Records from a collection of figures
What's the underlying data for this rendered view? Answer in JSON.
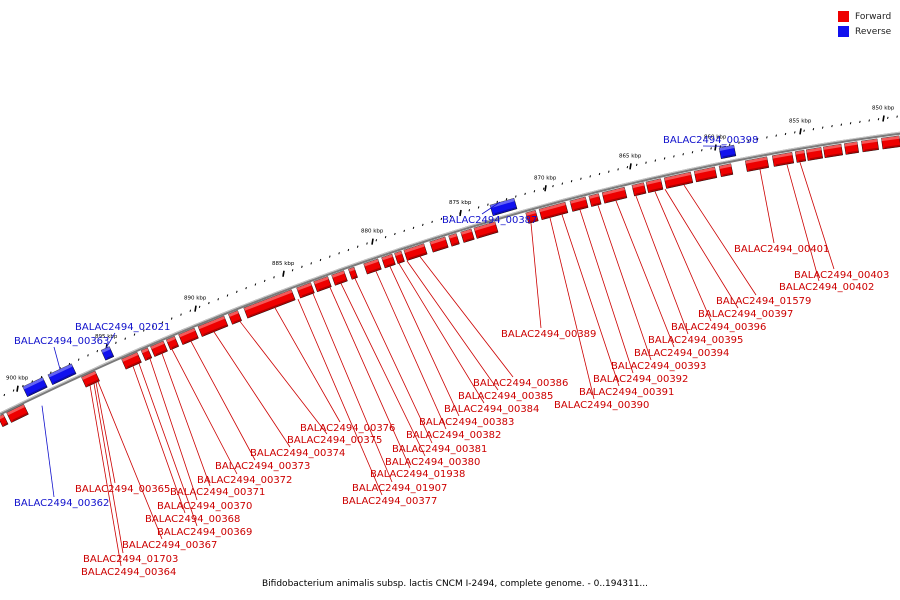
{
  "legend": {
    "forward_label": "Forward",
    "reverse_label": "Reverse",
    "forward_color": "#ee0000",
    "reverse_color": "#1111ee"
  },
  "colors": {
    "forward": "#ee0000",
    "reverse": "#1111ee",
    "backbone": "#888888",
    "forward_label": "#cc0000",
    "reverse_label": "#1111cc"
  },
  "caption": "Bifidobacterium animalis subsp. lactis CNCM I-2494, complete genome. - 0..194311...",
  "ruler": [
    {
      "label": "900 kbp"
    },
    {
      "label": "895 kbp"
    },
    {
      "label": "890 kbp"
    },
    {
      "label": "885 kbp"
    },
    {
      "label": "880 kbp"
    },
    {
      "label": "875 kbp"
    },
    {
      "label": "870 kbp"
    },
    {
      "label": "865 kbp"
    },
    {
      "label": "860 kbp"
    },
    {
      "label": "855 kbp"
    },
    {
      "label": "850 kbp"
    }
  ],
  "reverse_genes": [
    "BALAC2494_00362",
    "BALAC2494_00363",
    "BALAC2494_02021",
    "BALAC2494_00387",
    "BALAC2494_00398"
  ],
  "forward_genes": [
    "BALAC2494_00364",
    "BALAC2494_01703",
    "BALAC2494_00367",
    "BALAC2494_00368",
    "BALAC2494_00369",
    "BALAC2494_00365",
    "BALAC2494_00370",
    "BALAC2494_00371",
    "BALAC2494_00372",
    "BALAC2494_00373",
    "BALAC2494_00374",
    "BALAC2494_00375",
    "BALAC2494_00376",
    "BALAC2494_00377",
    "BALAC2494_01907",
    "BALAC2494_01938",
    "BALAC2494_00380",
    "BALAC2494_00381",
    "BALAC2494_00382",
    "BALAC2494_00383",
    "BALAC2494_00384",
    "BALAC2494_00385",
    "BALAC2494_00386",
    "BALAC2494_00389",
    "BALAC2494_00390",
    "BALAC2494_00391",
    "BALAC2494_00392",
    "BALAC2494_00393",
    "BALAC2494_00394",
    "BALAC2494_00395",
    "BALAC2494_00396",
    "BALAC2494_00397",
    "BALAC2494_01579",
    "BALAC2494_00402",
    "BALAC2494_00403",
    "BALAC2494_00401"
  ]
}
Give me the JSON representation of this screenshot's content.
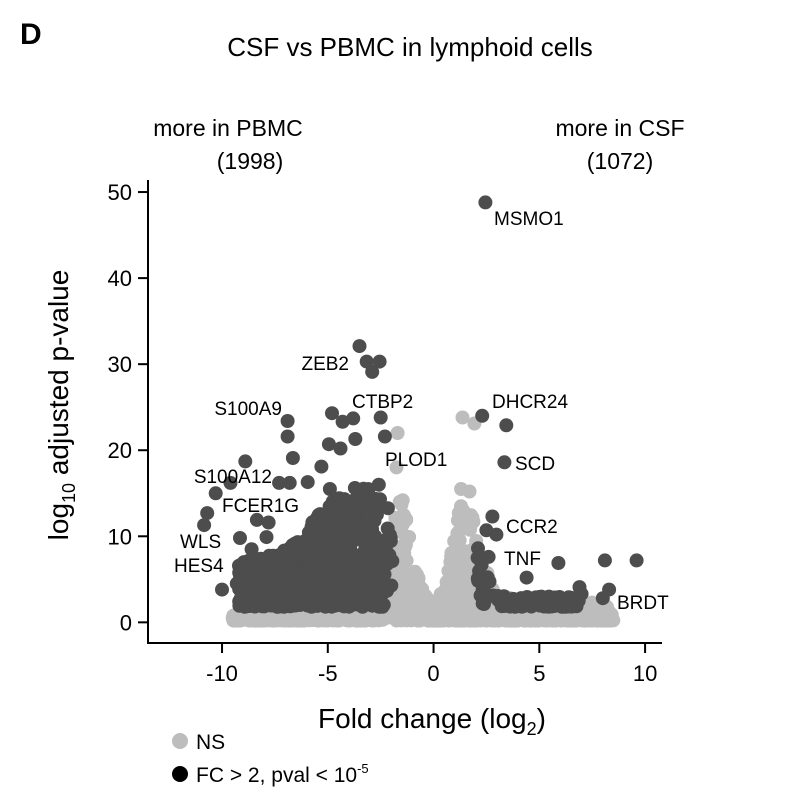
{
  "panel_letter": "D",
  "chart_data": {
    "type": "scatter",
    "title": "CSF vs PBMC in lymphoid cells",
    "annotations": {
      "left": {
        "text": "more in PBMC",
        "count": "(1998)"
      },
      "right": {
        "text": "more in CSF",
        "count": "(1072)"
      }
    },
    "xlabel": "Fold change (log",
    "xlabel_sub": "2",
    "xlabel_end": ")",
    "ylabel_pre": "log",
    "ylabel_sub": "10",
    "ylabel_post": " adjusted p-value",
    "xlim": [
      -13.5,
      10.8
    ],
    "ylim": [
      -2.4,
      51.4
    ],
    "xticks": [
      -10,
      -5,
      0,
      5,
      10
    ],
    "xtick_labels": [
      "-10",
      "-5",
      "0",
      "5",
      "10"
    ],
    "yticks": [
      0,
      10,
      20,
      30,
      40,
      50
    ],
    "ytick_labels": [
      "0",
      "10",
      "20",
      "30",
      "40",
      "50"
    ],
    "grid": false,
    "legend": {
      "placement": "bottom-left",
      "entries": [
        {
          "label": "NS",
          "color": "#bdbdbd"
        },
        {
          "label": "FC > 2, pval < 10",
          "sup": "-5",
          "color": "#000000"
        }
      ]
    },
    "colors": {
      "ns": "#bdbdbd",
      "sig": "#4d4d4d"
    },
    "series": [
      {
        "name": "NS",
        "color": "#bdbdbd",
        "points": [
          [
            -1.7,
            22
          ],
          [
            -1.75,
            18
          ],
          [
            1.37,
            23.8
          ],
          [
            1.93,
            23.1
          ],
          [
            1.3,
            15.5
          ],
          [
            1.7,
            15.2
          ],
          [
            1.4,
            13
          ],
          [
            1.6,
            11.5
          ],
          [
            -1.6,
            14
          ],
          [
            -1.3,
            12
          ],
          [
            7.5,
            2.3
          ],
          [
            8.2,
            1.8
          ],
          [
            6.8,
            1.9
          ]
        ],
        "cloud_envelope": [
          [
            -9.5,
            1.2
          ],
          [
            -8,
            1.3
          ],
          [
            -6,
            1.6
          ],
          [
            -4,
            2.5
          ],
          [
            -2.2,
            6
          ],
          [
            -1.8,
            13
          ],
          [
            -1.5,
            14.5
          ],
          [
            -1.1,
            10
          ],
          [
            -0.6,
            4
          ],
          [
            0,
            1.4
          ],
          [
            0.5,
            4
          ],
          [
            1.0,
            10
          ],
          [
            1.3,
            15
          ],
          [
            1.8,
            13
          ],
          [
            2.1,
            8
          ],
          [
            3,
            3
          ],
          [
            5,
            2
          ],
          [
            7,
            1.6
          ],
          [
            8.5,
            1
          ]
        ],
        "cloud_count": 1600
      },
      {
        "name": "FC > 2, pval < 10^-5",
        "color": "#4d4d4d",
        "points": [
          [
            2.45,
            48.8
          ],
          [
            -3.5,
            32.1
          ],
          [
            -3.16,
            30.3
          ],
          [
            -2.55,
            30.3
          ],
          [
            -2.9,
            29.1
          ],
          [
            -4.8,
            24.3
          ],
          [
            -4.3,
            23.3
          ],
          [
            -3.8,
            23.7
          ],
          [
            -2.5,
            23.8
          ],
          [
            -2.3,
            21.6
          ],
          [
            -3.7,
            21.3
          ],
          [
            -4.95,
            20.7
          ],
          [
            -4.4,
            20.2
          ],
          [
            -6.9,
            23.4
          ],
          [
            -6.9,
            21.6
          ],
          [
            -6.65,
            19.1
          ],
          [
            -8.9,
            18.7
          ],
          [
            -9.6,
            16.2
          ],
          [
            -10.3,
            15
          ],
          [
            -10.7,
            12.7
          ],
          [
            -10.85,
            11.3
          ],
          [
            -10,
            3.8
          ],
          [
            -7.3,
            16.2
          ],
          [
            -6.8,
            16.2
          ],
          [
            -5.3,
            18.1
          ],
          [
            -5.95,
            16.3
          ],
          [
            -4.9,
            15.5
          ],
          [
            -9.15,
            9.8
          ],
          [
            -8.35,
            11.9
          ],
          [
            -7.8,
            11.6
          ],
          [
            -7.9,
            9.9
          ],
          [
            -8.6,
            8.5
          ],
          [
            -9.0,
            6.5
          ],
          [
            -9.3,
            4.5
          ],
          [
            -8.7,
            3
          ],
          [
            -8.2,
            5.5
          ],
          [
            2.3,
            24
          ],
          [
            3.44,
            22.9
          ],
          [
            3.35,
            18.6
          ],
          [
            2.78,
            12.3
          ],
          [
            2.5,
            10.7
          ],
          [
            2.97,
            10.2
          ],
          [
            2.1,
            8.6
          ],
          [
            2.6,
            7.6
          ],
          [
            4.4,
            5.2
          ],
          [
            5.9,
            6.9
          ],
          [
            8.1,
            7.2
          ],
          [
            9.6,
            7.2
          ],
          [
            6.9,
            4.1
          ],
          [
            8.3,
            3.8
          ],
          [
            8.0,
            2.8
          ],
          [
            5.0,
            2.8
          ],
          [
            5.5,
            2.6
          ],
          [
            6.3,
            2.7
          ],
          [
            4.2,
            2.7
          ],
          [
            3.5,
            2.6
          ],
          [
            7.0,
            3.3
          ]
        ],
        "cloud_regions": [
          {
            "x": [
              -9.2,
              -1.9
            ],
            "envelope": [
              [
                -9.2,
                7
              ],
              [
                -8,
                7.5
              ],
              [
                -7,
                8.5
              ],
              [
                -6,
                10
              ],
              [
                -5.5,
                13
              ],
              [
                -4.5,
                14.5
              ],
              [
                -3.5,
                16
              ],
              [
                -2.5,
                16
              ],
              [
                -1.9,
                15
              ]
            ],
            "ymin": 1.8,
            "count": 900
          },
          {
            "x": [
              1.9,
              6.9
            ],
            "envelope": [
              [
                1.9,
                9
              ],
              [
                2.4,
                6
              ],
              [
                3,
                3.2
              ],
              [
                5,
                3
              ],
              [
                6.9,
                3
              ]
            ],
            "ymin": 1.8,
            "count": 140
          }
        ]
      }
    ],
    "point_labels": [
      "MSMO1",
      "ZEB2",
      "S100A9",
      "CTBP2",
      "DHCR24",
      "PLOD1",
      "SCD",
      "S100A12",
      "FCER1G",
      "CCR2",
      "WLS",
      "TNF",
      "HES4",
      "BRDT"
    ]
  }
}
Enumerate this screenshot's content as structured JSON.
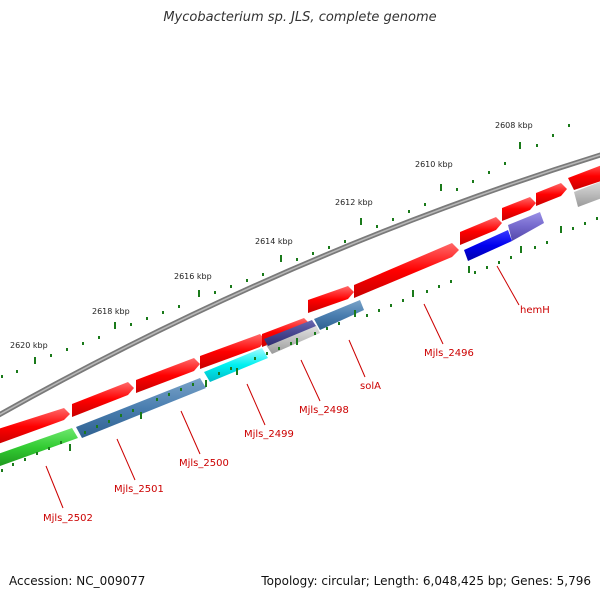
{
  "title": "Mycobacterium sp. JLS, complete genome",
  "footer": {
    "accession": "Accession: NC_009077",
    "stats": "Topology: circular; Length: 6,048,425 bp; Genes: 5,796"
  },
  "kbp_labels": [
    "2608 kbp",
    "2610 kbp",
    "2612 kbp",
    "2614 kbp",
    "2616 kbp",
    "2618 kbp",
    "2620 kbp"
  ],
  "gene_labels": [
    "hemH",
    "Mjls_2496",
    "solA",
    "Mjls_2498",
    "Mjls_2499",
    "Mjls_2500",
    "Mjls_2501",
    "Mjls_2502"
  ],
  "colors": {
    "backbone": "#808080",
    "forward_gene": "#ff0000",
    "label": "#cc0000",
    "tick": "#1a7a1a"
  }
}
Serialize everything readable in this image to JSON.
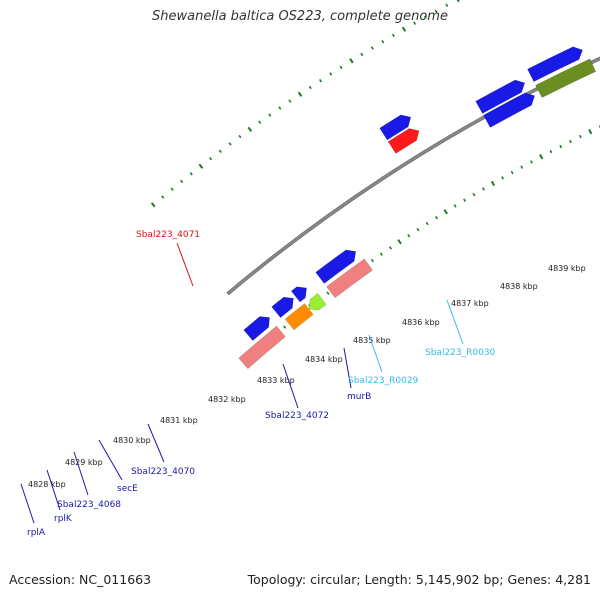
{
  "title": "Shewanella baltica OS223, complete genome",
  "footer": {
    "accession": "Accession: NC_011663",
    "topology": "Topology: circular; Length: 5,145,902 bp; Genes: 4,281"
  },
  "colors": {
    "backbone": "#888888",
    "tick": "#1e7a1e",
    "gene_blue": "#1a1ae6",
    "gene_red": "#ff1a1a",
    "gene_pink": "#f08080",
    "gene_orange": "#ff8c00",
    "gene_lime": "#99ee33",
    "gene_olive": "#6b8e23",
    "gene_cyan": "#55ccff",
    "label_blue": "#1a1aa8",
    "label_red": "#dd1111",
    "label_cyan": "#33bbee"
  },
  "ruler_labels": [
    "4828 kbp",
    "4829 kbp",
    "4830 kbp",
    "4831 kbp",
    "4832 kbp",
    "4833 kbp",
    "4834 kbp",
    "4835 kbp",
    "4836 kbp",
    "4837 kbp",
    "4838 kbp",
    "4839 kbp"
  ],
  "gene_labels": [
    {
      "text": "Sbal223_4071",
      "color": "label_red"
    },
    {
      "text": "Sbal223_4072",
      "color": "label_blue"
    },
    {
      "text": "murB",
      "color": "label_blue"
    },
    {
      "text": "Sbal223_R0029",
      "color": "label_cyan"
    },
    {
      "text": "Sbal223_R0030",
      "color": "label_cyan"
    },
    {
      "text": "Sbal223_4070",
      "color": "label_blue"
    },
    {
      "text": "secE",
      "color": "label_blue"
    },
    {
      "text": "Sbal223_4068",
      "color": "label_blue"
    },
    {
      "text": "rplK",
      "color": "label_blue"
    },
    {
      "text": "rplA",
      "color": "label_blue"
    }
  ]
}
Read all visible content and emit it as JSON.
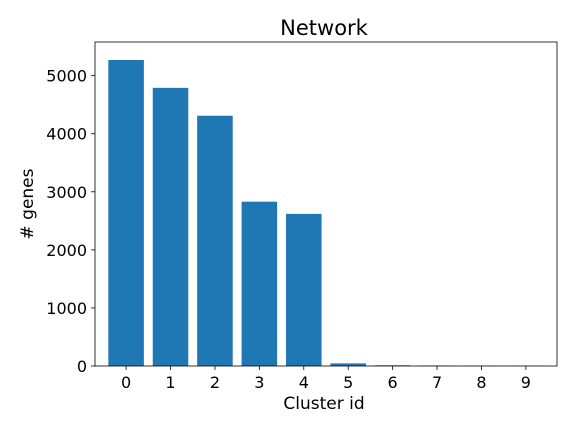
{
  "chart_data": {
    "type": "bar",
    "title": "Network",
    "xlabel": "Cluster id",
    "ylabel": "# genes",
    "categories": [
      "0",
      "1",
      "2",
      "3",
      "4",
      "5",
      "6",
      "7",
      "8",
      "9"
    ],
    "values": [
      5270,
      4790,
      4310,
      2830,
      2620,
      45,
      12,
      8,
      5,
      4
    ],
    "ylim": [
      0,
      5580
    ],
    "yticks": [
      0,
      1000,
      2000,
      3000,
      4000,
      5000
    ],
    "bar_color": "#1f77b4",
    "grid": false,
    "legend": "none"
  }
}
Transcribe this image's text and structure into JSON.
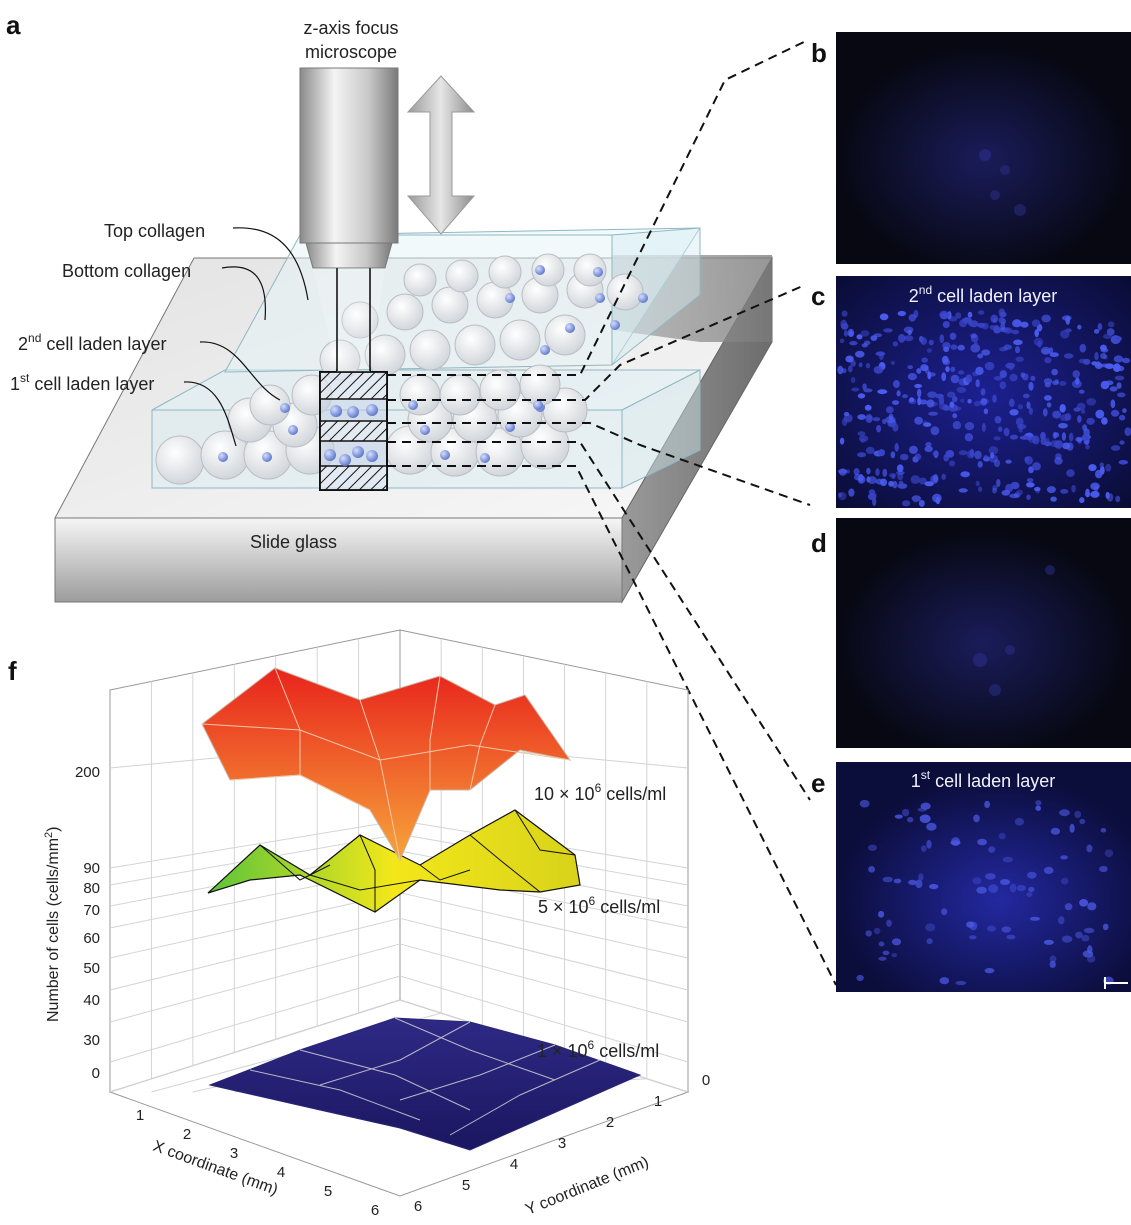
{
  "panels": {
    "a": "a",
    "b": "b",
    "c": "c",
    "d": "d",
    "e": "e",
    "f": "f"
  },
  "schematic": {
    "microscope_label_line1": "z-axis focus",
    "microscope_label_line2": "microscope",
    "top_collagen": "Top collagen",
    "bottom_collagen": "Bottom collagen",
    "layer2_ordinal": "2",
    "layer2_sup": "nd",
    "layer2_rest": " cell laden layer",
    "layer1_ordinal": "1",
    "layer1_sup": "st",
    "layer1_rest": " cell laden layer",
    "slide_glass": "Slide glass"
  },
  "micrographs": {
    "c_ordinal": "2",
    "c_sup": "nd",
    "c_rest": " cell laden layer",
    "e_ordinal": "1",
    "e_sup": "st",
    "e_rest": " cell laden layer"
  },
  "chart_data": {
    "type": "surface3d",
    "xlabel": "X coordinate (mm)",
    "ylabel": "Y coordinate (mm)",
    "zlabel_main": "Number of cells (cells/mm",
    "zlabel_sup": "2",
    "zlabel_end": ")",
    "x_ticks": [
      "1",
      "2",
      "3",
      "4",
      "5",
      "6"
    ],
    "y_ticks": [
      "0",
      "1",
      "2",
      "3",
      "4",
      "5",
      "6"
    ],
    "z_ticks": [
      "0",
      "30",
      "40",
      "50",
      "60",
      "70",
      "80",
      "90",
      "200"
    ],
    "series": [
      {
        "name_pre": "10 × 10",
        "name_sup": "6",
        "name_post": " cells/ml",
        "color_top": "#e8231c",
        "color_bottom": "#f7a43a"
      },
      {
        "name_pre": "5 × 10",
        "name_sup": "6",
        "name_post": " cells/ml",
        "color_top": "#f3e71a",
        "color_bottom": "#5cc43a"
      },
      {
        "name_pre": "1 × 10",
        "name_sup": "6",
        "name_post": " cells/ml",
        "color_top": "#2e2a85",
        "color_bottom": "#1b1660"
      }
    ]
  }
}
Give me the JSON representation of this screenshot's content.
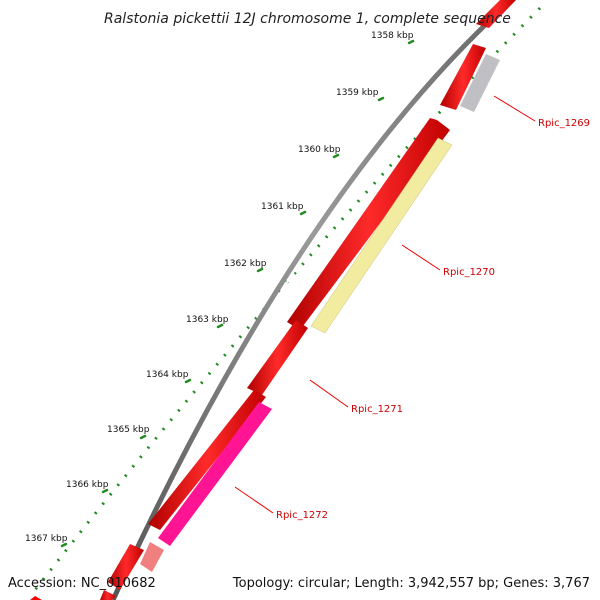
{
  "title": "Ralstonia pickettii 12J chromosome 1, complete sequence",
  "ticks": [
    "1358 kbp",
    "1359 kbp",
    "1360 kbp",
    "1361 kbp",
    "1362 kbp",
    "1363 kbp",
    "1364 kbp",
    "1365 kbp",
    "1366 kbp",
    "1367 kbp"
  ],
  "genes": [
    {
      "id": "Rpic_1269",
      "label": "Rpic_1269",
      "color": "#c0c0c4"
    },
    {
      "id": "Rpic_1270",
      "label": "Rpic_1270",
      "color": "#f2eca0"
    },
    {
      "id": "Rpic_1271",
      "label": "Rpic_1271",
      "color": "#ff0000"
    },
    {
      "id": "Rpic_1272",
      "label": "Rpic_1272",
      "color": "#ff1493"
    }
  ],
  "colors": {
    "backbone": "#707070",
    "cds": "#ff0000",
    "tick": "#228b22",
    "label": "#cc0000",
    "faded_gene": "#f08080"
  },
  "footer": {
    "accession": "Accession: NC_010682",
    "summary": "Topology: circular; Length: 3,942,557 bp; Genes: 3,767"
  }
}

*Exercise brief*: Scan the records for the string "JSON" and show every line that contains it.

*Expected answer*:
What's the underlying data for this rendered view? Answer in JSON.
Give me the JSON representation of this screenshot's content.
Enumerate this screenshot's content as structured JSON.
Serialize everything readable in this image to JSON.
Read all visible content and emit it as JSON.
Transcribe this image's text and structure into JSON.
Give me the JSON representation of this screenshot's content.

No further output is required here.